**The problem**
Using the records below, count the lines with "National" in them. Give the number only.
## start The input
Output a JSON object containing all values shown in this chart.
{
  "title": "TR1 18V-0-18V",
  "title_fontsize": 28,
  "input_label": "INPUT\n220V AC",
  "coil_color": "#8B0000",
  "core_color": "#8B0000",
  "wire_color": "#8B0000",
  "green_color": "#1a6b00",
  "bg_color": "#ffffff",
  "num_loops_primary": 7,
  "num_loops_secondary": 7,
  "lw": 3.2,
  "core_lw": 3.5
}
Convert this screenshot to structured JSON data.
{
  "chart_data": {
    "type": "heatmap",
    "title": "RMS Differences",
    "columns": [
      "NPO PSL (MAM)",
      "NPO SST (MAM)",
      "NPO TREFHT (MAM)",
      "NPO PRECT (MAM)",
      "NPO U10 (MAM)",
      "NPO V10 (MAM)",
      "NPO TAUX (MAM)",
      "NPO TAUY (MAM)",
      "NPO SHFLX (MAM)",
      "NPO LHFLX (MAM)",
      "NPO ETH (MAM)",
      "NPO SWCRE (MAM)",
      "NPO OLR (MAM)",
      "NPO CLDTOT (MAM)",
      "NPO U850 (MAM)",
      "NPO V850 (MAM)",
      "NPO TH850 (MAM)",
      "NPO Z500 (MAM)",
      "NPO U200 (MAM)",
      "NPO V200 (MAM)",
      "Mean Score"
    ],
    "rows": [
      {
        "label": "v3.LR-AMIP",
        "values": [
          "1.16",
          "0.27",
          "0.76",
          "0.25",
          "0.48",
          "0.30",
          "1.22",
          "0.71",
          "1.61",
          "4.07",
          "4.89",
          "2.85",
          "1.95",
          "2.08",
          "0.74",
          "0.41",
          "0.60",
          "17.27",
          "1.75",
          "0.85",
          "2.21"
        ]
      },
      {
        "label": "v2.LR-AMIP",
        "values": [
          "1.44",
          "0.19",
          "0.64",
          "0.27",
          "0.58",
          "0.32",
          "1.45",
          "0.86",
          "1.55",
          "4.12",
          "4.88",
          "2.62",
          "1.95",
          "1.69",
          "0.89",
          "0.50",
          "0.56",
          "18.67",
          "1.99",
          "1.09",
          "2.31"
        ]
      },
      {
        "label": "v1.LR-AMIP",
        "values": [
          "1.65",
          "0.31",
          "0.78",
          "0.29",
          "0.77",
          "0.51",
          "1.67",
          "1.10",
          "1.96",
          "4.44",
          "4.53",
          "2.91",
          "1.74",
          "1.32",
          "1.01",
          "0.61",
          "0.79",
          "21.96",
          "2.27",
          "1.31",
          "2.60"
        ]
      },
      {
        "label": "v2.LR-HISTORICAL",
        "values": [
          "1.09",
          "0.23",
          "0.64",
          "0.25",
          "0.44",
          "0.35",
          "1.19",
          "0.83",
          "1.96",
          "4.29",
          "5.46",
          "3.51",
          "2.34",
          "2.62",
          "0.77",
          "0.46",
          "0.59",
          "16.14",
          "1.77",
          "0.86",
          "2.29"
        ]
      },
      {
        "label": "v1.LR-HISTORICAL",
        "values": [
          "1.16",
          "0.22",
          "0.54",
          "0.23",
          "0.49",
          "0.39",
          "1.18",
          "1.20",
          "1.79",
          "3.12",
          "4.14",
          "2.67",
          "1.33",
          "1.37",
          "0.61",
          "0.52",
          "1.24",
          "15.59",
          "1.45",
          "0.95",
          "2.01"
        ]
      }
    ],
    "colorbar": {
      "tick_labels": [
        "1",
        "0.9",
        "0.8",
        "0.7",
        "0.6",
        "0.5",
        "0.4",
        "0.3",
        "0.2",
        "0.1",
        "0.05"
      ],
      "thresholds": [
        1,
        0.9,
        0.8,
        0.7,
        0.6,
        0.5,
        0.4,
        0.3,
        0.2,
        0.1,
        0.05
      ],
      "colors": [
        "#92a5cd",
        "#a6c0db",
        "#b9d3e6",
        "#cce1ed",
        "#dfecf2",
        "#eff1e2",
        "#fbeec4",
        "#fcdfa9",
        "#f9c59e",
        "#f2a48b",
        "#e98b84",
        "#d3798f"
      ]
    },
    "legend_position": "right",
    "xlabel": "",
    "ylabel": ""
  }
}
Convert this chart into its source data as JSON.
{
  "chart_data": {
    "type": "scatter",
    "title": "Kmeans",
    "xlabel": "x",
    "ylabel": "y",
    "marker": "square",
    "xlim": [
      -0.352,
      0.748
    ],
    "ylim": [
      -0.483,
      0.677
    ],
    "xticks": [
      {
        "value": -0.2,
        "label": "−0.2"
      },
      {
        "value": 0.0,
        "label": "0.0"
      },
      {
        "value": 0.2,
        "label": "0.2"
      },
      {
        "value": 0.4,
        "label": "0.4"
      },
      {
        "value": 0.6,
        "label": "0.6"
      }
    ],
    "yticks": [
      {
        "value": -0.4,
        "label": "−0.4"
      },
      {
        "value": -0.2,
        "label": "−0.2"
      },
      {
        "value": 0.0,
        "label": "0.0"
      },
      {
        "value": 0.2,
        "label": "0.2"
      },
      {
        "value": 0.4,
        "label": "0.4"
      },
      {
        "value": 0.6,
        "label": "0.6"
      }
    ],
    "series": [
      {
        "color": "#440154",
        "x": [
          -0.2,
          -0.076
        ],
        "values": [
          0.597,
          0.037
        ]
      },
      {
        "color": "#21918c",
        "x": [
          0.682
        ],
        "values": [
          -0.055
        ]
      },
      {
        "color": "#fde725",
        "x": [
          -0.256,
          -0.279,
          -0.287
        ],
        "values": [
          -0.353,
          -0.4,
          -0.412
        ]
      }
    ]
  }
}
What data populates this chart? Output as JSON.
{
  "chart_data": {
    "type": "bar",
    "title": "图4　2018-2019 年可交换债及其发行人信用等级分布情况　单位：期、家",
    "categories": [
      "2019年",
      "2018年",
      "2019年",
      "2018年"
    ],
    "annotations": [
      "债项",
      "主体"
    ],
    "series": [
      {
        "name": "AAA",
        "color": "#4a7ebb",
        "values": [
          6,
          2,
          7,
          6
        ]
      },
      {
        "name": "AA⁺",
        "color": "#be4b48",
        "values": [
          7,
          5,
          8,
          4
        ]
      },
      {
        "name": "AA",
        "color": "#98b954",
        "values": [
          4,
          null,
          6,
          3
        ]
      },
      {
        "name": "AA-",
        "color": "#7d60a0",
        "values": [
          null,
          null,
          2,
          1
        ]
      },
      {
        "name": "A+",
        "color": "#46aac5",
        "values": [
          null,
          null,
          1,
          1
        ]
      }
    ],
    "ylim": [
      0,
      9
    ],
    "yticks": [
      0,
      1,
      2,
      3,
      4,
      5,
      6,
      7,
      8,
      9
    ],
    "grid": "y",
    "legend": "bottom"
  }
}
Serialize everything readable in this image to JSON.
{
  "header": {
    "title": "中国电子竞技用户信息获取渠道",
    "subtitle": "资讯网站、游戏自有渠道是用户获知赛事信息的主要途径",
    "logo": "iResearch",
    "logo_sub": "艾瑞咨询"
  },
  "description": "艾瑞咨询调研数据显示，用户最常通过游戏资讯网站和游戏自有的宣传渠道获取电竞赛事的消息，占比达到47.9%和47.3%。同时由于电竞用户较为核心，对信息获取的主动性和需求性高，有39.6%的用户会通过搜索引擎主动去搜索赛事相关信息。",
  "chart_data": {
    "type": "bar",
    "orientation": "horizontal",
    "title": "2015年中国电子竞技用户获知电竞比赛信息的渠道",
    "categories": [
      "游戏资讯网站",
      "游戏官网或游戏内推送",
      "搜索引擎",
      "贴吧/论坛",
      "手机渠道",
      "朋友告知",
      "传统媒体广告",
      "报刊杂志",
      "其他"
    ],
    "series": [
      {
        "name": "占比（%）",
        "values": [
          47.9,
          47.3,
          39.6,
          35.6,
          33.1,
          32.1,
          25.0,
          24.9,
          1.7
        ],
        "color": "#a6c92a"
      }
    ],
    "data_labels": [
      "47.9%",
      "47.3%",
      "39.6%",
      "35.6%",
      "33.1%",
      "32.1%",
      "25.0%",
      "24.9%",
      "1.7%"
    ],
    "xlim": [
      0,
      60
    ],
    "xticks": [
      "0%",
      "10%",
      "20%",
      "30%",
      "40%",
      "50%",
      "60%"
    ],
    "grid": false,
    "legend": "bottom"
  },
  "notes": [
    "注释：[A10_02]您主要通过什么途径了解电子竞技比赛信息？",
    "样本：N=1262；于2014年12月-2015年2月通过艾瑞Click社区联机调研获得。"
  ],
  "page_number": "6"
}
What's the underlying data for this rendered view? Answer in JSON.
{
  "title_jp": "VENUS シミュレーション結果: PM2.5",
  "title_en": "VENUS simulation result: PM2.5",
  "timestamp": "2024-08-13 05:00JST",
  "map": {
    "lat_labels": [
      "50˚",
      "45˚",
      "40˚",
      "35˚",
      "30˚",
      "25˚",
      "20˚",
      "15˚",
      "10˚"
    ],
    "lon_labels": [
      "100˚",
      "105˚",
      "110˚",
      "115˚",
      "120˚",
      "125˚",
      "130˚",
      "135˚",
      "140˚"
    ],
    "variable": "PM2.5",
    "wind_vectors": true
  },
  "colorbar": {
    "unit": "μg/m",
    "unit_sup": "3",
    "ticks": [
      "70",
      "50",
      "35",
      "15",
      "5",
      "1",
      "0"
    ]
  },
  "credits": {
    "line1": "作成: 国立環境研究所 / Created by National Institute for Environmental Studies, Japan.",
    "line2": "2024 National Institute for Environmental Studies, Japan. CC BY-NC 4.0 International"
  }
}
## end The input
**Task answer**
2